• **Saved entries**
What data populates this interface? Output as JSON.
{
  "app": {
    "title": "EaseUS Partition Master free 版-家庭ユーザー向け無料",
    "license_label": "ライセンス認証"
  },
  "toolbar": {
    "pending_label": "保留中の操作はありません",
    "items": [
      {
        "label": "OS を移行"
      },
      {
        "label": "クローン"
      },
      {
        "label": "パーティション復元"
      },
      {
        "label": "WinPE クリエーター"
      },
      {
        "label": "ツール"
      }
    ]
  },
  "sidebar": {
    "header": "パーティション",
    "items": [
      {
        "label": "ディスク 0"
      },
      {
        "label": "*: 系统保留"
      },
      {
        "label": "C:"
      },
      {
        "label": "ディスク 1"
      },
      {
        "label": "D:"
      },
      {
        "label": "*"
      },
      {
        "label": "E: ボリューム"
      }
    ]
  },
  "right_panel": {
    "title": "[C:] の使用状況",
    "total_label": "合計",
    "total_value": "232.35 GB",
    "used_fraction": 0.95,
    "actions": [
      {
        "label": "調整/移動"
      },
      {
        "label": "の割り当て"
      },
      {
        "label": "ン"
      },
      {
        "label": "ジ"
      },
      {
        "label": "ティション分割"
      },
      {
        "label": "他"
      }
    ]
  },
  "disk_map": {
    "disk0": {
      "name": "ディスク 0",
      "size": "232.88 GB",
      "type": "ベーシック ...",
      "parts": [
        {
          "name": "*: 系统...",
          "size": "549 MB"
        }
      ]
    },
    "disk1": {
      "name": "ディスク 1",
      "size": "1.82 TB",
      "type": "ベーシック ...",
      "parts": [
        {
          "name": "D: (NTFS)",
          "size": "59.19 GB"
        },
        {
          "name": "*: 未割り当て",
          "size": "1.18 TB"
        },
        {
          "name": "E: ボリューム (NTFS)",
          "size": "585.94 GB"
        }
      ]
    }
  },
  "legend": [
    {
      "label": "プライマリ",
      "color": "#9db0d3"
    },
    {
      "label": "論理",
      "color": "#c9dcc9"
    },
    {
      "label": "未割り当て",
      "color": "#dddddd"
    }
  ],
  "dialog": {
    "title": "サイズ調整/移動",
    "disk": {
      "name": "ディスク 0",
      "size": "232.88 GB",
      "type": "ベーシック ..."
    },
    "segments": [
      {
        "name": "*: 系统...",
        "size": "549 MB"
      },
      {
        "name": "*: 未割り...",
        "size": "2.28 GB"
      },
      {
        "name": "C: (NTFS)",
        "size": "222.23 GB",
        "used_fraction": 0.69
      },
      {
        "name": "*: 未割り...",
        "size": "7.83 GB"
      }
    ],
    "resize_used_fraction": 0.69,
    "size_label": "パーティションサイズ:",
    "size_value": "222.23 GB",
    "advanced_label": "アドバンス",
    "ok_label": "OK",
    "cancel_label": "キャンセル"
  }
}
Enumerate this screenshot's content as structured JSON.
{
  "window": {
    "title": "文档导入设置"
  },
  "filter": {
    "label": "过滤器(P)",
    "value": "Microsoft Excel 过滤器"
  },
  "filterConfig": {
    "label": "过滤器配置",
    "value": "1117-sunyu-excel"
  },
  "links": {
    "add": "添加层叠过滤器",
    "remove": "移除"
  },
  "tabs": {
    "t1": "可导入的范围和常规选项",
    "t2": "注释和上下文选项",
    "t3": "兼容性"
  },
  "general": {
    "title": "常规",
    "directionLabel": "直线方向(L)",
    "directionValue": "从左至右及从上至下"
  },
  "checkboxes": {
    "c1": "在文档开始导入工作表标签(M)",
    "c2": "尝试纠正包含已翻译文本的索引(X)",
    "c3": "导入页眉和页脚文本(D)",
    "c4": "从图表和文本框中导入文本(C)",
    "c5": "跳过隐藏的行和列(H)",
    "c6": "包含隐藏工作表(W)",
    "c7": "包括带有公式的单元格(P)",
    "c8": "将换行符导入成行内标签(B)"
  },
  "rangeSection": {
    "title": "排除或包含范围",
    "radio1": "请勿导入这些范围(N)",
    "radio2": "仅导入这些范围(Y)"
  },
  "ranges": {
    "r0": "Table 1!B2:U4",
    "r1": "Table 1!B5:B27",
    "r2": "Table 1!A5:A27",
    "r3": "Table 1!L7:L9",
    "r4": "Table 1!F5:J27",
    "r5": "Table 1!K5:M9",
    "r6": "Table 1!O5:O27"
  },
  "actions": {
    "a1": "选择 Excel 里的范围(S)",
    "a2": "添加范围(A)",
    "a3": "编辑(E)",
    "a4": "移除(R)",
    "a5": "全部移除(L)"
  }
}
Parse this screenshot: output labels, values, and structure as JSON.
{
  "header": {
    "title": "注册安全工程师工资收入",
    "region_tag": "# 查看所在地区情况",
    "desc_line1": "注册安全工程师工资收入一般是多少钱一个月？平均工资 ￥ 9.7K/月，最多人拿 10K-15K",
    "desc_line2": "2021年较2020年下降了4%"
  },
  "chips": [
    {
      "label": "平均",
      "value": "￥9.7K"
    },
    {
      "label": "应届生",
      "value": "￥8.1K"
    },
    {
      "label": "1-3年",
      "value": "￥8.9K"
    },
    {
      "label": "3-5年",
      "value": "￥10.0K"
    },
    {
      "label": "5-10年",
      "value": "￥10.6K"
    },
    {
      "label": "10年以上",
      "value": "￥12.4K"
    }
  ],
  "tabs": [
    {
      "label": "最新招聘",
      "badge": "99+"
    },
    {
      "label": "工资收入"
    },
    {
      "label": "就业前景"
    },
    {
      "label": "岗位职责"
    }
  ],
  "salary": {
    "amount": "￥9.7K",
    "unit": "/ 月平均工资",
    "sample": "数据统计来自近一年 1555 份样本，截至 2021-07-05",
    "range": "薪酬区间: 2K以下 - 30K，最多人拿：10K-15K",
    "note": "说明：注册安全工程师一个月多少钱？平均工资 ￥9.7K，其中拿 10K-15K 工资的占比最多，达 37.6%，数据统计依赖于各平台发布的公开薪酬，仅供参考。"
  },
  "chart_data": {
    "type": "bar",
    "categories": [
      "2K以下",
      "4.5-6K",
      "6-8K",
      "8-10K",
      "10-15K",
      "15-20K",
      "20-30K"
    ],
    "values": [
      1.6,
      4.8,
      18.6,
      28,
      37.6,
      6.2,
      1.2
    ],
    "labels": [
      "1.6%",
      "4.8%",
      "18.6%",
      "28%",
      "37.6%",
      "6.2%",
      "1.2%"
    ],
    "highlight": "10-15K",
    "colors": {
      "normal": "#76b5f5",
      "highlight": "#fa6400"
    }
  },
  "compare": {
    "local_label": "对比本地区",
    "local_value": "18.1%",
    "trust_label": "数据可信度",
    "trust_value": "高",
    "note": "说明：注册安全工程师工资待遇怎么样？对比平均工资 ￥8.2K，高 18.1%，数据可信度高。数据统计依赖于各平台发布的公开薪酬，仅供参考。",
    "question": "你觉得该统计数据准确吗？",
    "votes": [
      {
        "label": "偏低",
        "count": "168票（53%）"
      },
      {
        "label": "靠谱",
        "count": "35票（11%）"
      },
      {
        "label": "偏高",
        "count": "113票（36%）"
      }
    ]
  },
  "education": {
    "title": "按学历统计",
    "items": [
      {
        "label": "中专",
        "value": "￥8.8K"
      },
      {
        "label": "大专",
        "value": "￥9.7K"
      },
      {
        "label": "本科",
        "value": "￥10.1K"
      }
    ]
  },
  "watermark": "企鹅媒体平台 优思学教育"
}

• **Directions**
Using the entries above, return each line in which the word "NTFS" occurs.

• **Expected answer**
          "name": "D: (NTFS)",
          "name": "E: ボリューム (NTFS)",
        "name": "C: (NTFS)",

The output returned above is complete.